> [What you are asked to do]:
Write the data out again, exactly as given.

* Begin *

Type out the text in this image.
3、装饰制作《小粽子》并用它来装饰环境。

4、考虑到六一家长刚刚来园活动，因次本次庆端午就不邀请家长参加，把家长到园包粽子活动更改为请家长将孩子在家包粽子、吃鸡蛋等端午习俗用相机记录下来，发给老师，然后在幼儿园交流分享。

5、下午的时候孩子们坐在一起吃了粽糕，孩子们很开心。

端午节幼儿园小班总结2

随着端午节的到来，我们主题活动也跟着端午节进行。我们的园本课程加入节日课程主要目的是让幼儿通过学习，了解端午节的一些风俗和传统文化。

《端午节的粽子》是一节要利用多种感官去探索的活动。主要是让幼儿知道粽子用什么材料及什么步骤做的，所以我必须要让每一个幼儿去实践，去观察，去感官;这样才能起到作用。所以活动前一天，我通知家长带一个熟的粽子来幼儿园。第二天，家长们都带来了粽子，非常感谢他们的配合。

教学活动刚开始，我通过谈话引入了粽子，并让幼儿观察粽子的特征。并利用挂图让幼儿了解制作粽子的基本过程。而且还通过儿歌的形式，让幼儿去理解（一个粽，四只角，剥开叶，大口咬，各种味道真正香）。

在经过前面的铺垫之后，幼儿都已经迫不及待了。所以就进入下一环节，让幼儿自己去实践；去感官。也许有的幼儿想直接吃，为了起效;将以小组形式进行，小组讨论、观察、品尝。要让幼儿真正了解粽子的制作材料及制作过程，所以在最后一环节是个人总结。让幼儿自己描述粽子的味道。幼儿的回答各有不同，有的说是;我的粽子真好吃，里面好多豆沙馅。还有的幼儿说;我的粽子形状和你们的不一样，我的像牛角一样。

* End *

> [Written response]:
Type out the text in this image.
3、装饰制作《小粽子》并用它来装饰环境。

4、考虑到六一家长刚刚来园活动，因次本次庆端午就不邀请家长参加，把家长到园包粽子活动更改为请家长将孩子在家包粽子、吃鸡蛋等端午习俗用相机记录下来，发给老师，然后在幼儿园交流分享。

5、下午的时候孩子们坐在一起吃了粽糕，孩子们很开心。

端午节幼儿园小班总结2

随着端午节的到来，我们主题活动也跟着端午节进行。我们的园本课程加入节日课程主要目的是让幼儿通过学习，了解端午节的一些风俗和传统文化。

《端午节的粽子》是一节要利用多种感官去探索的活动。主要是让幼儿知道粽子用什么材料及什么步骤做的，所以我必须要让每一个幼儿去实践，去观察，去感官;这样才能起到作用。所以活动前一天，我通知家长带一个熟的粽子来幼儿园。第二天，家长们都带来了粽子，非常感谢他们的配合。

教学活动刚开始，我通过谈话引入了粽子，并让幼儿观察粽子的特征。并利用挂图让幼儿了解制作粽子的基本过程。而且还通过儿歌的形式，让幼儿去理解（一个粽，四只角，剥开叶，大口咬，各种味道真正香）。

在经过前面的铺垫之后，幼儿都已经迫不及待了。所以就进入下一环节，让幼儿自己去实践；去感官。也许有的幼儿想直接吃，为了起效;将以小组形式进行，小组讨论、观察、品尝。要让幼儿真正了解粽子的制作材料及制作过程，所以在最后一环节是个人总结。让幼儿自己描述粽子的味道。幼儿的回答各有不同，有的说是;我的粽子真好吃，里面好多豆沙馅。还有的幼儿说;我的粽子形状和你们的不一样，我的像牛角一样。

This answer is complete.